**DIRECTION**
The records below must be output exactly, without pictures.

**ITEMS**
↓↓↓
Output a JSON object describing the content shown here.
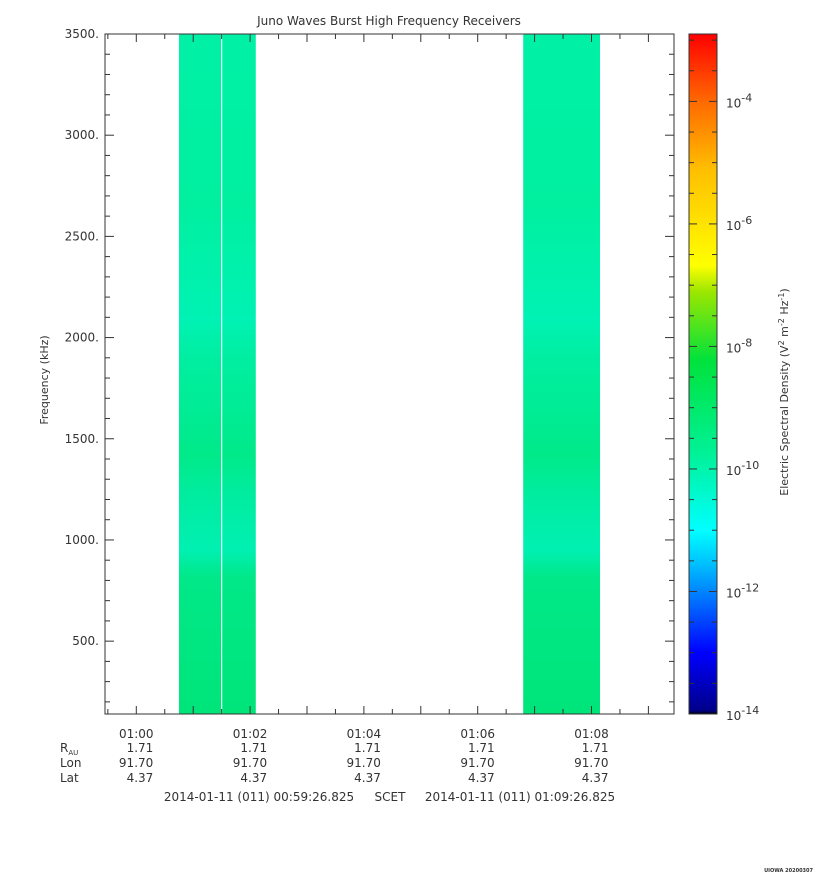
{
  "chart_data": {
    "type": "heatmap",
    "title": "Juno Waves Burst High Frequency Receivers",
    "ylabel": "Frequency (kHz)",
    "ylim": [
      140,
      3500
    ],
    "yticks": [
      {
        "value": 500,
        "label": "500."
      },
      {
        "value": 1000,
        "label": "1000."
      },
      {
        "value": 1500,
        "label": "1500."
      },
      {
        "value": 2000,
        "label": "2000."
      },
      {
        "value": 2500,
        "label": "2500."
      },
      {
        "value": 3000,
        "label": "3000."
      },
      {
        "value": 3500,
        "label": "3500."
      }
    ],
    "x_minutes_range": [
      59.45,
      69.45
    ],
    "xticks": [
      {
        "minute": 60,
        "label": "01:00"
      },
      {
        "minute": 62,
        "label": "01:02"
      },
      {
        "minute": 64,
        "label": "01:04"
      },
      {
        "minute": 66,
        "label": "01:06"
      },
      {
        "minute": 68,
        "label": "01:08"
      }
    ],
    "bursts": [
      {
        "start_minute": 60.75,
        "end_minute": 62.1,
        "log_density": -10.1,
        "gap_minute": 61.5
      },
      {
        "start_minute": 66.8,
        "end_minute": 68.15,
        "log_density": -10.1
      }
    ],
    "colorbar": {
      "label": "Electric Spectral Density (V",
      "label_sup1": "2",
      "label_mid": " m",
      "label_sup2": "-2",
      "label_mid2": " Hz",
      "label_sup3": "-1",
      "label_end": ")",
      "log_min": -14,
      "log_max": -2.9,
      "ticks": [
        {
          "exp": -14,
          "base": "10",
          "sup": "-14"
        },
        {
          "exp": -12,
          "base": "10",
          "sup": "-12"
        },
        {
          "exp": -10,
          "base": "10",
          "sup": "-10"
        },
        {
          "exp": -8,
          "base": "10",
          "sup": "-8"
        },
        {
          "exp": -6,
          "base": "10",
          "sup": "-6"
        },
        {
          "exp": -4,
          "base": "10",
          "sup": "-4"
        }
      ]
    },
    "ephemeris": {
      "rows": [
        {
          "label": "R",
          "label_sub": "AU",
          "values": [
            "1.71",
            "1.71",
            "1.71",
            "1.71",
            "1.71"
          ]
        },
        {
          "label": "Lon",
          "values": [
            "91.70",
            "91.70",
            "91.70",
            "91.70",
            "91.70"
          ]
        },
        {
          "label": "Lat",
          "values": [
            "4.37",
            "4.37",
            "4.37",
            "4.37",
            "4.37"
          ]
        }
      ]
    },
    "time_range": {
      "start": "2014-01-11 (011) 00:59:26.825",
      "scet": "SCET",
      "end": "2014-01-11 (011) 01:09:26.825"
    },
    "footer": "UIOWA 20200307"
  }
}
↑↑↑
**WORKED ANSWER**
Output a JSON object describing the content shown here.
{
  "chart_data": {
    "type": "heatmap",
    "title": "Juno Waves Burst High Frequency Receivers",
    "ylabel": "Frequency (kHz)",
    "ylim": [
      140,
      3500
    ],
    "yticks": [
      {
        "value": 500,
        "label": "500."
      },
      {
        "value": 1000,
        "label": "1000."
      },
      {
        "value": 1500,
        "label": "1500."
      },
      {
        "value": 2000,
        "label": "2000."
      },
      {
        "value": 2500,
        "label": "2500."
      },
      {
        "value": 3000,
        "label": "3000."
      },
      {
        "value": 3500,
        "label": "3500."
      }
    ],
    "x_minutes_range": [
      59.45,
      69.45
    ],
    "xticks": [
      {
        "minute": 60,
        "label": "01:00"
      },
      {
        "minute": 62,
        "label": "01:02"
      },
      {
        "minute": 64,
        "label": "01:04"
      },
      {
        "minute": 66,
        "label": "01:06"
      },
      {
        "minute": 68,
        "label": "01:08"
      }
    ],
    "bursts": [
      {
        "start_minute": 60.75,
        "end_minute": 62.1,
        "log_density": -10.1,
        "gap_minute": 61.5
      },
      {
        "start_minute": 66.8,
        "end_minute": 68.15,
        "log_density": -10.1
      }
    ],
    "colorbar": {
      "label": "Electric Spectral Density (V",
      "label_sup1": "2",
      "label_mid": " m",
      "label_sup2": "-2",
      "label_mid2": " Hz",
      "label_sup3": "-1",
      "label_end": ")",
      "log_min": -14,
      "log_max": -2.9,
      "ticks": [
        {
          "exp": -14,
          "base": "10",
          "sup": "-14"
        },
        {
          "exp": -12,
          "base": "10",
          "sup": "-12"
        },
        {
          "exp": -10,
          "base": "10",
          "sup": "-10"
        },
        {
          "exp": -8,
          "base": "10",
          "sup": "-8"
        },
        {
          "exp": -6,
          "base": "10",
          "sup": "-6"
        },
        {
          "exp": -4,
          "base": "10",
          "sup": "-4"
        }
      ]
    },
    "ephemeris": {
      "rows": [
        {
          "label": "R",
          "label_sub": "AU",
          "values": [
            "1.71",
            "1.71",
            "1.71",
            "1.71",
            "1.71"
          ]
        },
        {
          "label": "Lon",
          "values": [
            "91.70",
            "91.70",
            "91.70",
            "91.70",
            "91.70"
          ]
        },
        {
          "label": "Lat",
          "values": [
            "4.37",
            "4.37",
            "4.37",
            "4.37",
            "4.37"
          ]
        }
      ]
    },
    "time_range": {
      "start": "2014-01-11 (011) 00:59:26.825",
      "scet": "SCET",
      "end": "2014-01-11 (011) 01:09:26.825"
    },
    "footer": "UIOWA 20200307"
  }
}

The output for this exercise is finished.